● **INSTRUCTIONS TO FOLLOW**:
Transcribe the records in full, keeping every character as it is.

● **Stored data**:
>> START

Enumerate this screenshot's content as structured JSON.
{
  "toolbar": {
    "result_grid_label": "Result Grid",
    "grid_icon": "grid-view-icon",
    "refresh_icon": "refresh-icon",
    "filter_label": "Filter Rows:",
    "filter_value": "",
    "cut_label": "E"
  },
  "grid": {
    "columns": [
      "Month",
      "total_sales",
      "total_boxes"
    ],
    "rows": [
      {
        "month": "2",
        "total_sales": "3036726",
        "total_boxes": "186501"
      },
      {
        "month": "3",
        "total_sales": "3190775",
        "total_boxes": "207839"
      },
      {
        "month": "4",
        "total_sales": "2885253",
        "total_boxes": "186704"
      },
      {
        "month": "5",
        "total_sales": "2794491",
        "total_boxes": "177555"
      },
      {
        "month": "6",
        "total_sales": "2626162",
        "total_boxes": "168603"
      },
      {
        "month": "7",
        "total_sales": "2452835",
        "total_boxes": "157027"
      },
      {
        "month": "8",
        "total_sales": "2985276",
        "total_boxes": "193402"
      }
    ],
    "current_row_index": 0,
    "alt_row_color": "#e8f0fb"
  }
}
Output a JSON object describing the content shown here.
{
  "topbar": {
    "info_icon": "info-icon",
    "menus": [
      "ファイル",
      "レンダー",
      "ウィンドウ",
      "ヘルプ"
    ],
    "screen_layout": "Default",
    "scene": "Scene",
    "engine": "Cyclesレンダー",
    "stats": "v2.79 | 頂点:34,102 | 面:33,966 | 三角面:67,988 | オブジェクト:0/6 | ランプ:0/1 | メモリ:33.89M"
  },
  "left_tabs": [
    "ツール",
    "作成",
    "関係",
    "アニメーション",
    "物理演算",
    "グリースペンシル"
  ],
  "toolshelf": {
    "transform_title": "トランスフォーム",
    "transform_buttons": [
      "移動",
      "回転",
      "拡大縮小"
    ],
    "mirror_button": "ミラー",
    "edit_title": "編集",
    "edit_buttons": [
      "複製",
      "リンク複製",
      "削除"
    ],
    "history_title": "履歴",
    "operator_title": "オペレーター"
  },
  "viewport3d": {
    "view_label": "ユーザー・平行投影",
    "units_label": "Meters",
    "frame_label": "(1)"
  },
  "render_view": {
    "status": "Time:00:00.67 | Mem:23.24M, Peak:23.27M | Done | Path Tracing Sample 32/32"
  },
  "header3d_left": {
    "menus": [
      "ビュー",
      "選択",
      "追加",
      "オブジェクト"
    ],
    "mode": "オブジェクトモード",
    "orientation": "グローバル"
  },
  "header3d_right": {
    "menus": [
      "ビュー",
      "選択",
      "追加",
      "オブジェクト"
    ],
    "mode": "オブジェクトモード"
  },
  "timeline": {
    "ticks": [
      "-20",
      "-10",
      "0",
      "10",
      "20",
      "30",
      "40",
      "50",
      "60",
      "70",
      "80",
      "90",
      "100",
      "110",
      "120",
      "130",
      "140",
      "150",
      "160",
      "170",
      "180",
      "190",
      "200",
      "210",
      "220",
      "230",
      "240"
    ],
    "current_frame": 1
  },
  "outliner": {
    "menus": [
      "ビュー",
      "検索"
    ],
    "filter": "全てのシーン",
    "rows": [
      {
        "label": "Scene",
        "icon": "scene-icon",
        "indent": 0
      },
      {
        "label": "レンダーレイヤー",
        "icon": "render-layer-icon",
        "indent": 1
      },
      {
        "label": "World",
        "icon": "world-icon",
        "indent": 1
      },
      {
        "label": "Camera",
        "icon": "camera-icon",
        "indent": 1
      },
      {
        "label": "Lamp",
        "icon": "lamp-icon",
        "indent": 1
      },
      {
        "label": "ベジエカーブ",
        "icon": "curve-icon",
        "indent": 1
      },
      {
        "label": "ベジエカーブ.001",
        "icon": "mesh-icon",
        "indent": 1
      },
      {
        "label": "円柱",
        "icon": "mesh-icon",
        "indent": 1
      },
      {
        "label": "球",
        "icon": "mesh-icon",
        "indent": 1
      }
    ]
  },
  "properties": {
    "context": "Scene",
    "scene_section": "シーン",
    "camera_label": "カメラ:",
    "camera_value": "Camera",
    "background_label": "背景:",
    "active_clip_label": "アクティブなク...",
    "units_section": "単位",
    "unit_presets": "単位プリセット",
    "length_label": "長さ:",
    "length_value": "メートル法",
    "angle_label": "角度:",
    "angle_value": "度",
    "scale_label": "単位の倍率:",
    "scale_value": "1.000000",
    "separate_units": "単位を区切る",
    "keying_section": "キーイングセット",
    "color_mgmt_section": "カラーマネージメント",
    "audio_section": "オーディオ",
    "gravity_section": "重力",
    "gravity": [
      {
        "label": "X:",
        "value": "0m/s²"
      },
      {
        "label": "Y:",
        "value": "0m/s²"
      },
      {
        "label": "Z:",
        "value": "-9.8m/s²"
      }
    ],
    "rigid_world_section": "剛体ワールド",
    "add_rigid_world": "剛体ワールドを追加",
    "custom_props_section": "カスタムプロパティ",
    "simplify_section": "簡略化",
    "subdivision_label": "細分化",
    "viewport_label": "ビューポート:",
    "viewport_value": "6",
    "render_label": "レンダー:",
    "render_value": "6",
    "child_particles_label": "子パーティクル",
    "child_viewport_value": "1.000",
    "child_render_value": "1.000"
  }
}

>> END

● **TASK OUTPUT**:
Enumerate this screenshot's content as structured JSON.
{
  "toolbar": {
    "result_grid_label": "Result Grid",
    "grid_icon": "grid-view-icon",
    "refresh_icon": "refresh-icon",
    "filter_label": "Filter Rows:",
    "filter_value": "",
    "cut_label": "E"
  },
  "grid": {
    "columns": [
      "Month",
      "total_sales",
      "total_boxes"
    ],
    "rows": [
      {
        "month": "2",
        "total_sales": "3036726",
        "total_boxes": "186501"
      },
      {
        "month": "3",
        "total_sales": "3190775",
        "total_boxes": "207839"
      },
      {
        "month": "4",
        "total_sales": "2885253",
        "total_boxes": "186704"
      },
      {
        "month": "5",
        "total_sales": "2794491",
        "total_boxes": "177555"
      },
      {
        "month": "6",
        "total_sales": "2626162",
        "total_boxes": "168603"
      },
      {
        "month": "7",
        "total_sales": "2452835",
        "total_boxes": "157027"
      },
      {
        "month": "8",
        "total_sales": "2985276",
        "total_boxes": "193402"
      }
    ],
    "current_row_index": 0,
    "alt_row_color": "#e8f0fb"
  }
}
Output a JSON object describing the content shown here.
{
  "topbar": {
    "info_icon": "info-icon",
    "menus": [
      "ファイル",
      "レンダー",
      "ウィンドウ",
      "ヘルプ"
    ],
    "screen_layout": "Default",
    "scene": "Scene",
    "engine": "Cyclesレンダー",
    "stats": "v2.79 | 頂点:34,102 | 面:33,966 | 三角面:67,988 | オブジェクト:0/6 | ランプ:0/1 | メモリ:33.89M"
  },
  "left_tabs": [
    "ツール",
    "作成",
    "関係",
    "アニメーション",
    "物理演算",
    "グリースペンシル"
  ],
  "toolshelf": {
    "transform_title": "トランスフォーム",
    "transform_buttons": [
      "移動",
      "回転",
      "拡大縮小"
    ],
    "mirror_button": "ミラー",
    "edit_title": "編集",
    "edit_buttons": [
      "複製",
      "リンク複製",
      "削除"
    ],
    "history_title": "履歴",
    "operator_title": "オペレーター"
  },
  "viewport3d": {
    "view_label": "ユーザー・平行投影",
    "units_label": "Meters",
    "frame_label": "(1)"
  },
  "render_view": {
    "status": "Time:00:00.67 | Mem:23.24M, Peak:23.27M | Done | Path Tracing Sample 32/32"
  },
  "header3d_left": {
    "menus": [
      "ビュー",
      "選択",
      "追加",
      "オブジェクト"
    ],
    "mode": "オブジェクトモード",
    "orientation": "グローバル"
  },
  "header3d_right": {
    "menus": [
      "ビュー",
      "選択",
      "追加",
      "オブジェクト"
    ],
    "mode": "オブジェクトモード"
  },
  "timeline": {
    "ticks": [
      "-20",
      "-10",
      "0",
      "10",
      "20",
      "30",
      "40",
      "50",
      "60",
      "70",
      "80",
      "90",
      "100",
      "110",
      "120",
      "130",
      "140",
      "150",
      "160",
      "170",
      "180",
      "190",
      "200",
      "210",
      "220",
      "230",
      "240"
    ],
    "current_frame": 1
  },
  "outliner": {
    "menus": [
      "ビュー",
      "検索"
    ],
    "filter": "全てのシーン",
    "rows": [
      {
        "label": "Scene",
        "icon": "scene-icon",
        "indent": 0
      },
      {
        "label": "レンダーレイヤー",
        "icon": "render-layer-icon",
        "indent": 1
      },
      {
        "label": "World",
        "icon": "world-icon",
        "indent": 1
      },
      {
        "label": "Camera",
        "icon": "camera-icon",
        "indent": 1
      },
      {
        "label": "Lamp",
        "icon": "lamp-icon",
        "indent": 1
      },
      {
        "label": "ベジエカーブ",
        "icon": "curve-icon",
        "indent": 1
      },
      {
        "label": "ベジエカーブ.001",
        "icon": "mesh-icon",
        "indent": 1
      },
      {
        "label": "円柱",
        "icon": "mesh-icon",
        "indent": 1
      },
      {
        "label": "球",
        "icon": "mesh-icon",
        "indent": 1
      }
    ]
  },
  "properties": {
    "context": "Scene",
    "scene_section": "シーン",
    "camera_label": "カメラ:",
    "camera_value": "Camera",
    "background_label": "背景:",
    "active_clip_label": "アクティブなク...",
    "units_section": "単位",
    "unit_presets": "単位プリセット",
    "length_label": "長さ:",
    "length_value": "メートル法",
    "angle_label": "角度:",
    "angle_value": "度",
    "scale_label": "単位の倍率:",
    "scale_value": "1.000000",
    "separate_units": "単位を区切る",
    "keying_section": "キーイングセット",
    "color_mgmt_section": "カラーマネージメント",
    "audio_section": "オーディオ",
    "gravity_section": "重力",
    "gravity": [
      {
        "label": "X:",
        "value": "0m/s²"
      },
      {
        "label": "Y:",
        "value": "0m/s²"
      },
      {
        "label": "Z:",
        "value": "-9.8m/s²"
      }
    ],
    "rigid_world_section": "剛体ワールド",
    "add_rigid_world": "剛体ワールドを追加",
    "custom_props_section": "カスタムプロパティ",
    "simplify_section": "簡略化",
    "subdivision_label": "細分化",
    "viewport_label": "ビューポート:",
    "viewport_value": "6",
    "render_label": "レンダー:",
    "render_value": "6",
    "child_particles_label": "子パーティクル",
    "child_viewport_value": "1.000",
    "child_render_value": "1.000"
  }
}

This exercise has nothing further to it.